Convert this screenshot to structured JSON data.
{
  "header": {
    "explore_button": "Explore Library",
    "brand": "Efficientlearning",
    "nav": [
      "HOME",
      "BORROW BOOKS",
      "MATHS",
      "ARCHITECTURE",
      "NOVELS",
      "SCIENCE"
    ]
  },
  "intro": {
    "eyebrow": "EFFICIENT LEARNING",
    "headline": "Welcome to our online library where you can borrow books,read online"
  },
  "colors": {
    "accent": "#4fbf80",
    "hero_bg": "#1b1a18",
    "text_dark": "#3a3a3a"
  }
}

* * *

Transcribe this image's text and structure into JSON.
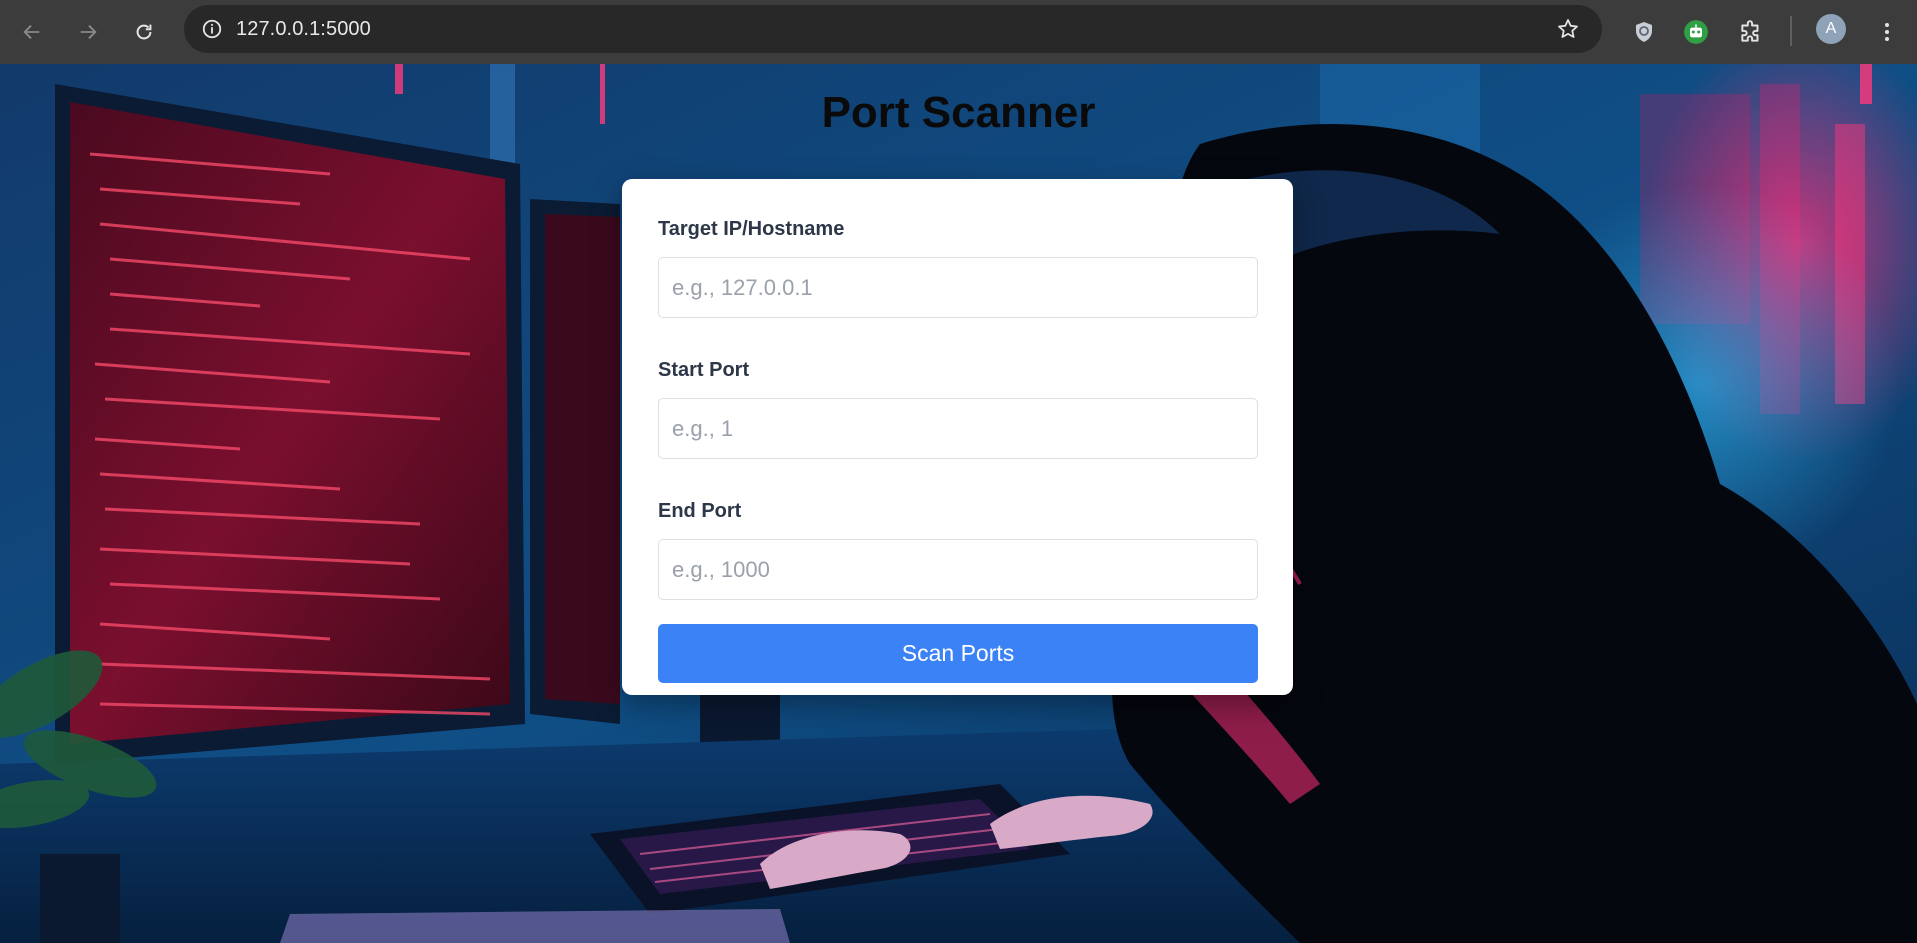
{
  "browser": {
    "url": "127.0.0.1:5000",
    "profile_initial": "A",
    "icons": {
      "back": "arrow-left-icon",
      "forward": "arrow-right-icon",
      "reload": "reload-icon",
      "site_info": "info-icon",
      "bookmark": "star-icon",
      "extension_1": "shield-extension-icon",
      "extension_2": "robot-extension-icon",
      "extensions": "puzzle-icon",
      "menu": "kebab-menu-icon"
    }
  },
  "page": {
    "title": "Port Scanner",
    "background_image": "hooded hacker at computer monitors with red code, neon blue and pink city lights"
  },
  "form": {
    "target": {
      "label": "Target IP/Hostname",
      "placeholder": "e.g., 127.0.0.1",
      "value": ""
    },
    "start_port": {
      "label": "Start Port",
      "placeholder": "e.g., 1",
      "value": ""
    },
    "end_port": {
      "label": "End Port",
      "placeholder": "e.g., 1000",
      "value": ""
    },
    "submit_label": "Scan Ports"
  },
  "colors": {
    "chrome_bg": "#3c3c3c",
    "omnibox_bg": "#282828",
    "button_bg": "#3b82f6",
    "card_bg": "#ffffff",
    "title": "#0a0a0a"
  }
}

* * *

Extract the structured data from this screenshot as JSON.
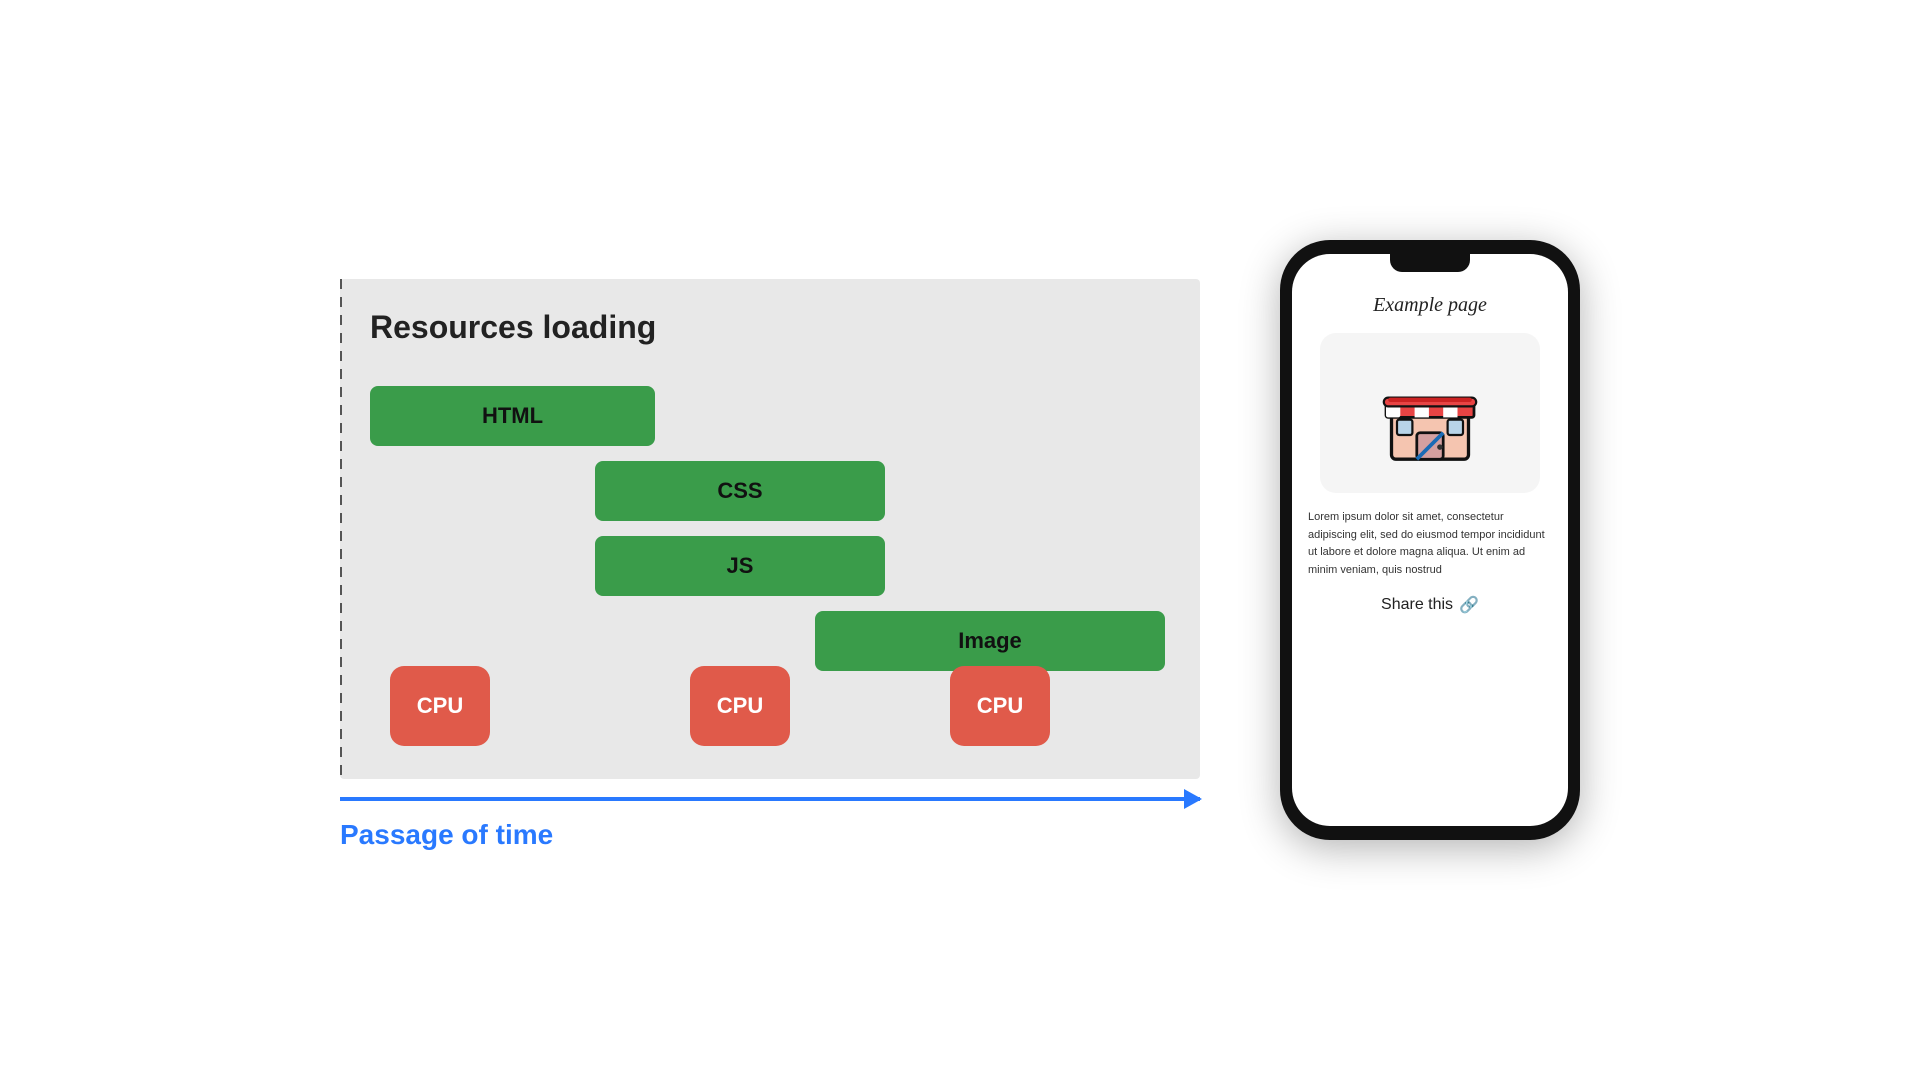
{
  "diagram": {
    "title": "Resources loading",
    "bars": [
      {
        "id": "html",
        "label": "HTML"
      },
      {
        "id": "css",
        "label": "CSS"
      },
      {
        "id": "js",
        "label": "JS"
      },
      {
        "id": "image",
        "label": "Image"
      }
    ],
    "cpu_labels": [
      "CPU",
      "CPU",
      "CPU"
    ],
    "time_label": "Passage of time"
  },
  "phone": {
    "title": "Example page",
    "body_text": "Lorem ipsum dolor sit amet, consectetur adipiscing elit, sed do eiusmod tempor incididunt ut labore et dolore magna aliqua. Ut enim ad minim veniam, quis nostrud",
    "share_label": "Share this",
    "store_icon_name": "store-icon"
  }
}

§ What is asked:
Copy out every line of the listing that includes the string "screenshot".

§ Problem solution:
Convert this screenshot to structured JSON data.
Extract the structured data from this screenshot as JSON.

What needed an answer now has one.